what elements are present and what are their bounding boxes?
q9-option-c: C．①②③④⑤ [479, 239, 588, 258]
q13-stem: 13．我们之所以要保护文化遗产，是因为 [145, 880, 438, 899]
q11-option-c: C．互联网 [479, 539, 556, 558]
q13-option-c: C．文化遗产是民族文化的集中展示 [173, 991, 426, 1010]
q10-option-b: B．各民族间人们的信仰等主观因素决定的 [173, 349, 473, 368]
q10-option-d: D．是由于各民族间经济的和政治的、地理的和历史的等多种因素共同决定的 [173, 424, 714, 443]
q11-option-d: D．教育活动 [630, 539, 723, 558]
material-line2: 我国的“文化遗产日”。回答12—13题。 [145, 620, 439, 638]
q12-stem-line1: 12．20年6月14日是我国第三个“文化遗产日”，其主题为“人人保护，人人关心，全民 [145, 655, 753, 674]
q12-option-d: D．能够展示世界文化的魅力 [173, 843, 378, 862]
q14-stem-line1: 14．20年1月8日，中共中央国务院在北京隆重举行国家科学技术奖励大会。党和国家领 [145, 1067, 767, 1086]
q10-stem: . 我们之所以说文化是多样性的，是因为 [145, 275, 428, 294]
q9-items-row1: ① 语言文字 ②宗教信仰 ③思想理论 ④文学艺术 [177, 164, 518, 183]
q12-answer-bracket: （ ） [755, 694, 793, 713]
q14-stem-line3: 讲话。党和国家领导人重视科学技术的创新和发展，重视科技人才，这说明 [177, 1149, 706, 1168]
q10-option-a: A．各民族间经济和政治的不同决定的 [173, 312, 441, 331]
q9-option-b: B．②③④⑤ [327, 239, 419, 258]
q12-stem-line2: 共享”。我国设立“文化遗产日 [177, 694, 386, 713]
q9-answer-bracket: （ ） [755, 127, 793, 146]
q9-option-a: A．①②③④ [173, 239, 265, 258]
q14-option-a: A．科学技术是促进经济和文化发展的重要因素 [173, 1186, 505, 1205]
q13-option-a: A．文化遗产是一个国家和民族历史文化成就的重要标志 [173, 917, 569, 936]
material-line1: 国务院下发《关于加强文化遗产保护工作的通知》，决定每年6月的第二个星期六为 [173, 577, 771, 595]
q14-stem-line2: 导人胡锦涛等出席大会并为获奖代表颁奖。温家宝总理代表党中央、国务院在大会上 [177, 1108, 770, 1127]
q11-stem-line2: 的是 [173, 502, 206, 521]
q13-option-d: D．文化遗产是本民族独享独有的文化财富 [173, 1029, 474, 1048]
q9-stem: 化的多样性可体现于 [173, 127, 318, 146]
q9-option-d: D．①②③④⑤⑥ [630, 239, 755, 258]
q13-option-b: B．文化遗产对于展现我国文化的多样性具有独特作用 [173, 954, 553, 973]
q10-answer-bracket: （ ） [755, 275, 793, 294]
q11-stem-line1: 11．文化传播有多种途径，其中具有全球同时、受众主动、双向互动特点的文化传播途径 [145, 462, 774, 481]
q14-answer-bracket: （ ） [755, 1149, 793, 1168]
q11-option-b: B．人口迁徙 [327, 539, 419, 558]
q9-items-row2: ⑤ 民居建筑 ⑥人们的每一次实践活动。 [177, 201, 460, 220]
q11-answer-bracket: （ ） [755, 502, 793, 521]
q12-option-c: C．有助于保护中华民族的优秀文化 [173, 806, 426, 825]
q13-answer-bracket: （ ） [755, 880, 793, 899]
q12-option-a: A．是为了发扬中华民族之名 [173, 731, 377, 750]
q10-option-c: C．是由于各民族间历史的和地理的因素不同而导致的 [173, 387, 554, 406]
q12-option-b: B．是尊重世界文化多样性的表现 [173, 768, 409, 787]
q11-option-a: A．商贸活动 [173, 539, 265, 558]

-------

§ **REQUEST**: Rewrite all of the records above, replacing "answer-bracket" with "answer-blank" wherever it occurs and keeping everything else unchanged.

§ **ANSWER TO THIS EXERCISE**:
what elements are present and what are their bounding boxes?
q9-option-c: C．①②③④⑤ [479, 239, 588, 258]
q13-stem: 13．我们之所以要保护文化遗产，是因为 [145, 880, 438, 899]
q11-option-c: C．互联网 [479, 539, 556, 558]
q13-option-c: C．文化遗产是民族文化的集中展示 [173, 991, 426, 1010]
q10-option-b: B．各民族间人们的信仰等主观因素决定的 [173, 349, 473, 368]
q10-option-d: D．是由于各民族间经济的和政治的、地理的和历史的等多种因素共同决定的 [173, 424, 714, 443]
q11-option-d: D．教育活动 [630, 539, 723, 558]
material-line2: 我国的“文化遗产日”。回答12—13题。 [145, 620, 439, 638]
q12-stem-line1: 12．20年6月14日是我国第三个“文化遗产日”，其主题为“人人保护，人人关心，全民 [145, 655, 753, 674]
q12-option-d: D．能够展示世界文化的魅力 [173, 843, 378, 862]
q14-stem-line1: 14．20年1月8日，中共中央国务院在北京隆重举行国家科学技术奖励大会。党和国家领 [145, 1067, 767, 1086]
q10-stem: . 我们之所以说文化是多样性的，是因为 [145, 275, 428, 294]
q9-items-row1: ① 语言文字 ②宗教信仰 ③思想理论 ④文学艺术 [177, 164, 518, 183]
q12-answer-blank: （ ） [755, 694, 793, 713]
q14-stem-line3: 讲话。党和国家领导人重视科学技术的创新和发展，重视科技人才，这说明 [177, 1149, 706, 1168]
q10-option-a: A．各民族间经济和政治的不同决定的 [173, 312, 441, 331]
q9-option-b: B．②③④⑤ [327, 239, 419, 258]
q12-stem-line2: 共享”。我国设立“文化遗产日 [177, 694, 386, 713]
q9-answer-blank: （ ） [755, 127, 793, 146]
q9-option-a: A．①②③④ [173, 239, 265, 258]
q14-option-a: A．科学技术是促进经济和文化发展的重要因素 [173, 1186, 505, 1205]
q13-option-a: A．文化遗产是一个国家和民族历史文化成就的重要标志 [173, 917, 569, 936]
material-line1: 国务院下发《关于加强文化遗产保护工作的通知》，决定每年6月的第二个星期六为 [173, 577, 771, 595]
q14-stem-line2: 导人胡锦涛等出席大会并为获奖代表颁奖。温家宝总理代表党中央、国务院在大会上 [177, 1108, 770, 1127]
q11-stem-line2: 的是 [173, 502, 206, 521]
q13-option-d: D．文化遗产是本民族独享独有的文化财富 [173, 1029, 474, 1048]
q9-stem: 化的多样性可体现于 [173, 127, 318, 146]
q9-option-d: D．①②③④⑤⑥ [630, 239, 755, 258]
q13-option-b: B．文化遗产对于展现我国文化的多样性具有独特作用 [173, 954, 553, 973]
q10-answer-blank: （ ） [755, 275, 793, 294]
q11-stem-line1: 11．文化传播有多种途径，其中具有全球同时、受众主动、双向互动特点的文化传播途径 [145, 462, 774, 481]
q14-answer-blank: （ ） [755, 1149, 793, 1168]
q11-option-b: B．人口迁徙 [327, 539, 419, 558]
q9-items-row2: ⑤ 民居建筑 ⑥人们的每一次实践活动。 [177, 201, 460, 220]
q11-answer-blank: （ ） [755, 502, 793, 521]
q12-option-c: C．有助于保护中华民族的优秀文化 [173, 806, 426, 825]
q13-answer-blank: （ ） [755, 880, 793, 899]
q12-option-a: A．是为了发扬中华民族之名 [173, 731, 377, 750]
q10-option-c: C．是由于各民族间历史的和地理的因素不同而导致的 [173, 387, 554, 406]
q12-option-b: B．是尊重世界文化多样性的表现 [173, 768, 409, 787]
q11-option-a: A．商贸活动 [173, 539, 265, 558]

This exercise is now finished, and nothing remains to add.